=== Provided data ===

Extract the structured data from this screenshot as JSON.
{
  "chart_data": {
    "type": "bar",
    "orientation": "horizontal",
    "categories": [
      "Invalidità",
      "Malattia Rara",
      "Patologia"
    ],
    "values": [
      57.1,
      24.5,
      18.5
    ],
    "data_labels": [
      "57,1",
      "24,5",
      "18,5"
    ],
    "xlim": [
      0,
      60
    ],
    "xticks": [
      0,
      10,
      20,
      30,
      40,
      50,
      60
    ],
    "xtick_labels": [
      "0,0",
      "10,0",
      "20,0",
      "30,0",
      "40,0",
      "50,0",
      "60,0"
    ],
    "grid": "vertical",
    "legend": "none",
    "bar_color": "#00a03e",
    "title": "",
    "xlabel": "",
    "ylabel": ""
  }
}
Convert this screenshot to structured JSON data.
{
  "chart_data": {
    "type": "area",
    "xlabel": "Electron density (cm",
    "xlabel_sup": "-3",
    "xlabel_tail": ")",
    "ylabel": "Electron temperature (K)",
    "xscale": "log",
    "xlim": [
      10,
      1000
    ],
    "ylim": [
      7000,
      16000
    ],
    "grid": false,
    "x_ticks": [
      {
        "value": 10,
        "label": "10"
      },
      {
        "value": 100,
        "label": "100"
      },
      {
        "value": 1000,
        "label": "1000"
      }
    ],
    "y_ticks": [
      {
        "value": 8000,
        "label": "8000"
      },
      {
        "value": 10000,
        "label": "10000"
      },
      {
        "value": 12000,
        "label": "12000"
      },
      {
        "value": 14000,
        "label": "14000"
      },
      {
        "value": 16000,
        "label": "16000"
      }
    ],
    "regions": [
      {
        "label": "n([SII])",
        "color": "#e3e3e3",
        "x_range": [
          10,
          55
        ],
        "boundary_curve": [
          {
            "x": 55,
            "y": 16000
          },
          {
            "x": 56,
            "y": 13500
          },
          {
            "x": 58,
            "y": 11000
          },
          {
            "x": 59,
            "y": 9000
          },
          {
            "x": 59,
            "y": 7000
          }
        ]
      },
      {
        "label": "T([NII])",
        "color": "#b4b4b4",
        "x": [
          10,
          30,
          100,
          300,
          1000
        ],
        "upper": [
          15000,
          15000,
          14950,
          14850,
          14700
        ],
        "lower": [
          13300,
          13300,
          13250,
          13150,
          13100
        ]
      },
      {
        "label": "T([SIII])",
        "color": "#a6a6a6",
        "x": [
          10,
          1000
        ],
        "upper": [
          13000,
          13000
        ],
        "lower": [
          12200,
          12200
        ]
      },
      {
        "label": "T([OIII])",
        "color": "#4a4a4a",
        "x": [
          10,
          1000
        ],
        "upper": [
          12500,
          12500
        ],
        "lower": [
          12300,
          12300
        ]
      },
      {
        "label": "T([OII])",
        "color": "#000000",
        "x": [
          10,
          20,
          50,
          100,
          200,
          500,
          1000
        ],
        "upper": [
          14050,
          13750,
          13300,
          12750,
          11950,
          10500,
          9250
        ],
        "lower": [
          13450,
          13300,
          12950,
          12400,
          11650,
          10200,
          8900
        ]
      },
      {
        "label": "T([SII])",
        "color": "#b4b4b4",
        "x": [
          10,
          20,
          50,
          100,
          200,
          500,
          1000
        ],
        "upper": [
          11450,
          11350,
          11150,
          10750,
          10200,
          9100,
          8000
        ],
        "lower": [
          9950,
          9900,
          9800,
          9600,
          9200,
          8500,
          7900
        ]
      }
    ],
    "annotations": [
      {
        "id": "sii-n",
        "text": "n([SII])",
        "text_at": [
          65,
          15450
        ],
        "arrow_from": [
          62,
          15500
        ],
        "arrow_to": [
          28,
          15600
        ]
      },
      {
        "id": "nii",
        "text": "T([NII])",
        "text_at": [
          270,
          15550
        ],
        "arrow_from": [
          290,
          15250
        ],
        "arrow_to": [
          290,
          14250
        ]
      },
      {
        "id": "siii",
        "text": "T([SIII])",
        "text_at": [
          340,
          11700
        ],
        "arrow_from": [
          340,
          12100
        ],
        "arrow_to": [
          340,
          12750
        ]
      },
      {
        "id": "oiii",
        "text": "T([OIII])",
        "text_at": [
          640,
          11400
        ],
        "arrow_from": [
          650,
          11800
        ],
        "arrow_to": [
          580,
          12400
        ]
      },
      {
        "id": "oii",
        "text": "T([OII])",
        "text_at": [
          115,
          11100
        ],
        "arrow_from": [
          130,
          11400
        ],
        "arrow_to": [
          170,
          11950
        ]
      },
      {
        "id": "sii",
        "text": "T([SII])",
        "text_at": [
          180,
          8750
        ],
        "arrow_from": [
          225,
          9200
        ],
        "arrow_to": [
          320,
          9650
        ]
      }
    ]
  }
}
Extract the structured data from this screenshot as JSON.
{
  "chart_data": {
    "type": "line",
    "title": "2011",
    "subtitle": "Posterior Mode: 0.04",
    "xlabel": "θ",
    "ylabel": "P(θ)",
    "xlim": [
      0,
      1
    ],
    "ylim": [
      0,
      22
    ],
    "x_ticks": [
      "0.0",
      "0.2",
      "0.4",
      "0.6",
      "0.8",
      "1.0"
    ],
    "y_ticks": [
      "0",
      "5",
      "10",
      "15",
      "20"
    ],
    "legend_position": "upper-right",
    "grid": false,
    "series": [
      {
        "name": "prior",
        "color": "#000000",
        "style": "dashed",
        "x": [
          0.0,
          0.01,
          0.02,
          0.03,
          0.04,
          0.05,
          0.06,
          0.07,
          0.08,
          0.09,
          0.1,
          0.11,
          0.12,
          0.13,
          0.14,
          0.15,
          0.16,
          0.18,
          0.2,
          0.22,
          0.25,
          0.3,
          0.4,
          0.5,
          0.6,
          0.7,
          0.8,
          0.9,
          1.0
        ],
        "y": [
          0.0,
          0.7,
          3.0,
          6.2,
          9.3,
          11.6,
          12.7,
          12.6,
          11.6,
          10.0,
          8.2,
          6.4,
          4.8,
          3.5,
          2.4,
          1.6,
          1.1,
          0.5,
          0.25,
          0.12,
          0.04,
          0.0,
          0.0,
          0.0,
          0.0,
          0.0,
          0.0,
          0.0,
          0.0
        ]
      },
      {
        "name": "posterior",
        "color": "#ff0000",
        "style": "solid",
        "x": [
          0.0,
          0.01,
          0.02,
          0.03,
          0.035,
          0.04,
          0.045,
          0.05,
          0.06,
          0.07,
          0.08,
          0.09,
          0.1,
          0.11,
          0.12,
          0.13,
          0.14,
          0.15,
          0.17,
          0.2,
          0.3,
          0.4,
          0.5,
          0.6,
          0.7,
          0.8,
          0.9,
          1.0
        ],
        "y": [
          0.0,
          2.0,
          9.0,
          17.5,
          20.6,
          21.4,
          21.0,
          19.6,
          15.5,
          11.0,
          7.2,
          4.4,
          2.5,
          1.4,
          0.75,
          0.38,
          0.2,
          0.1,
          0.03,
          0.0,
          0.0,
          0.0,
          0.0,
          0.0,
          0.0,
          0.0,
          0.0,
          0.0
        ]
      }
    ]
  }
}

===

Every record above needs to be repeated word for word.

Extract the structured data from this screenshot as JSON.
{
  "chart_data": {
    "type": "bar",
    "orientation": "horizontal",
    "categories": [
      "Invalidità",
      "Malattia Rara",
      "Patologia"
    ],
    "values": [
      57.1,
      24.5,
      18.5
    ],
    "data_labels": [
      "57,1",
      "24,5",
      "18,5"
    ],
    "xlim": [
      0,
      60
    ],
    "xticks": [
      0,
      10,
      20,
      30,
      40,
      50,
      60
    ],
    "xtick_labels": [
      "0,0",
      "10,0",
      "20,0",
      "30,0",
      "40,0",
      "50,0",
      "60,0"
    ],
    "grid": "vertical",
    "legend": "none",
    "bar_color": "#00a03e",
    "title": "",
    "xlabel": "",
    "ylabel": ""
  }
}
Convert this screenshot to structured JSON data.
{
  "chart_data": {
    "type": "area",
    "xlabel": "Electron density (cm",
    "xlabel_sup": "-3",
    "xlabel_tail": ")",
    "ylabel": "Electron temperature (K)",
    "xscale": "log",
    "xlim": [
      10,
      1000
    ],
    "ylim": [
      7000,
      16000
    ],
    "grid": false,
    "x_ticks": [
      {
        "value": 10,
        "label": "10"
      },
      {
        "value": 100,
        "label": "100"
      },
      {
        "value": 1000,
        "label": "1000"
      }
    ],
    "y_ticks": [
      {
        "value": 8000,
        "label": "8000"
      },
      {
        "value": 10000,
        "label": "10000"
      },
      {
        "value": 12000,
        "label": "12000"
      },
      {
        "value": 14000,
        "label": "14000"
      },
      {
        "value": 16000,
        "label": "16000"
      }
    ],
    "regions": [
      {
        "label": "n([SII])",
        "color": "#e3e3e3",
        "x_range": [
          10,
          55
        ],
        "boundary_curve": [
          {
            "x": 55,
            "y": 16000
          },
          {
            "x": 56,
            "y": 13500
          },
          {
            "x": 58,
            "y": 11000
          },
          {
            "x": 59,
            "y": 9000
          },
          {
            "x": 59,
            "y": 7000
          }
        ]
      },
      {
        "label": "T([NII])",
        "color": "#b4b4b4",
        "x": [
          10,
          30,
          100,
          300,
          1000
        ],
        "upper": [
          15000,
          15000,
          14950,
          14850,
          14700
        ],
        "lower": [
          13300,
          13300,
          13250,
          13150,
          13100
        ]
      },
      {
        "label": "T([SIII])",
        "color": "#a6a6a6",
        "x": [
          10,
          1000
        ],
        "upper": [
          13000,
          13000
        ],
        "lower": [
          12200,
          12200
        ]
      },
      {
        "label": "T([OIII])",
        "color": "#4a4a4a",
        "x": [
          10,
          1000
        ],
        "upper": [
          12500,
          12500
        ],
        "lower": [
          12300,
          12300
        ]
      },
      {
        "label": "T([OII])",
        "color": "#000000",
        "x": [
          10,
          20,
          50,
          100,
          200,
          500,
          1000
        ],
        "upper": [
          14050,
          13750,
          13300,
          12750,
          11950,
          10500,
          9250
        ],
        "lower": [
          13450,
          13300,
          12950,
          12400,
          11650,
          10200,
          8900
        ]
      },
      {
        "label": "T([SII])",
        "color": "#b4b4b4",
        "x": [
          10,
          20,
          50,
          100,
          200,
          500,
          1000
        ],
        "upper": [
          11450,
          11350,
          11150,
          10750,
          10200,
          9100,
          8000
        ],
        "lower": [
          9950,
          9900,
          9800,
          9600,
          9200,
          8500,
          7900
        ]
      }
    ],
    "annotations": [
      {
        "id": "sii-n",
        "text": "n([SII])",
        "text_at": [
          65,
          15450
        ],
        "arrow_from": [
          62,
          15500
        ],
        "arrow_to": [
          28,
          15600
        ]
      },
      {
        "id": "nii",
        "text": "T([NII])",
        "text_at": [
          270,
          15550
        ],
        "arrow_from": [
          290,
          15250
        ],
        "arrow_to": [
          290,
          14250
        ]
      },
      {
        "id": "siii",
        "text": "T([SIII])",
        "text_at": [
          340,
          11700
        ],
        "arrow_from": [
          340,
          12100
        ],
        "arrow_to": [
          340,
          12750
        ]
      },
      {
        "id": "oiii",
        "text": "T([OIII])",
        "text_at": [
          640,
          11400
        ],
        "arrow_from": [
          650,
          11800
        ],
        "arrow_to": [
          580,
          12400
        ]
      },
      {
        "id": "oii",
        "text": "T([OII])",
        "text_at": [
          115,
          11100
        ],
        "arrow_from": [
          130,
          11400
        ],
        "arrow_to": [
          170,
          11950
        ]
      },
      {
        "id": "sii",
        "text": "T([SII])",
        "text_at": [
          180,
          8750
        ],
        "arrow_from": [
          225,
          9200
        ],
        "arrow_to": [
          320,
          9650
        ]
      }
    ]
  }
}
Extract the structured data from this screenshot as JSON.
{
  "chart_data": {
    "type": "line",
    "title": "2011",
    "subtitle": "Posterior Mode: 0.04",
    "xlabel": "θ",
    "ylabel": "P(θ)",
    "xlim": [
      0,
      1
    ],
    "ylim": [
      0,
      22
    ],
    "x_ticks": [
      "0.0",
      "0.2",
      "0.4",
      "0.6",
      "0.8",
      "1.0"
    ],
    "y_ticks": [
      "0",
      "5",
      "10",
      "15",
      "20"
    ],
    "legend_position": "upper-right",
    "grid": false,
    "series": [
      {
        "name": "prior",
        "color": "#000000",
        "style": "dashed",
        "x": [
          0.0,
          0.01,
          0.02,
          0.03,
          0.04,
          0.05,
          0.06,
          0.07,
          0.08,
          0.09,
          0.1,
          0.11,
          0.12,
          0.13,
          0.14,
          0.15,
          0.16,
          0.18,
          0.2,
          0.22,
          0.25,
          0.3,
          0.4,
          0.5,
          0.6,
          0.7,
          0.8,
          0.9,
          1.0
        ],
        "y": [
          0.0,
          0.7,
          3.0,
          6.2,
          9.3,
          11.6,
          12.7,
          12.6,
          11.6,
          10.0,
          8.2,
          6.4,
          4.8,
          3.5,
          2.4,
          1.6,
          1.1,
          0.5,
          0.25,
          0.12,
          0.04,
          0.0,
          0.0,
          0.0,
          0.0,
          0.0,
          0.0,
          0.0,
          0.0
        ]
      },
      {
        "name": "posterior",
        "color": "#ff0000",
        "style": "solid",
        "x": [
          0.0,
          0.01,
          0.02,
          0.03,
          0.035,
          0.04,
          0.045,
          0.05,
          0.06,
          0.07,
          0.08,
          0.09,
          0.1,
          0.11,
          0.12,
          0.13,
          0.14,
          0.15,
          0.17,
          0.2,
          0.3,
          0.4,
          0.5,
          0.6,
          0.7,
          0.8,
          0.9,
          1.0
        ],
        "y": [
          0.0,
          2.0,
          9.0,
          17.5,
          20.6,
          21.4,
          21.0,
          19.6,
          15.5,
          11.0,
          7.2,
          4.4,
          2.5,
          1.4,
          0.75,
          0.38,
          0.2,
          0.1,
          0.03,
          0.0,
          0.0,
          0.0,
          0.0,
          0.0,
          0.0,
          0.0,
          0.0,
          0.0
        ]
      }
    ]
  }
}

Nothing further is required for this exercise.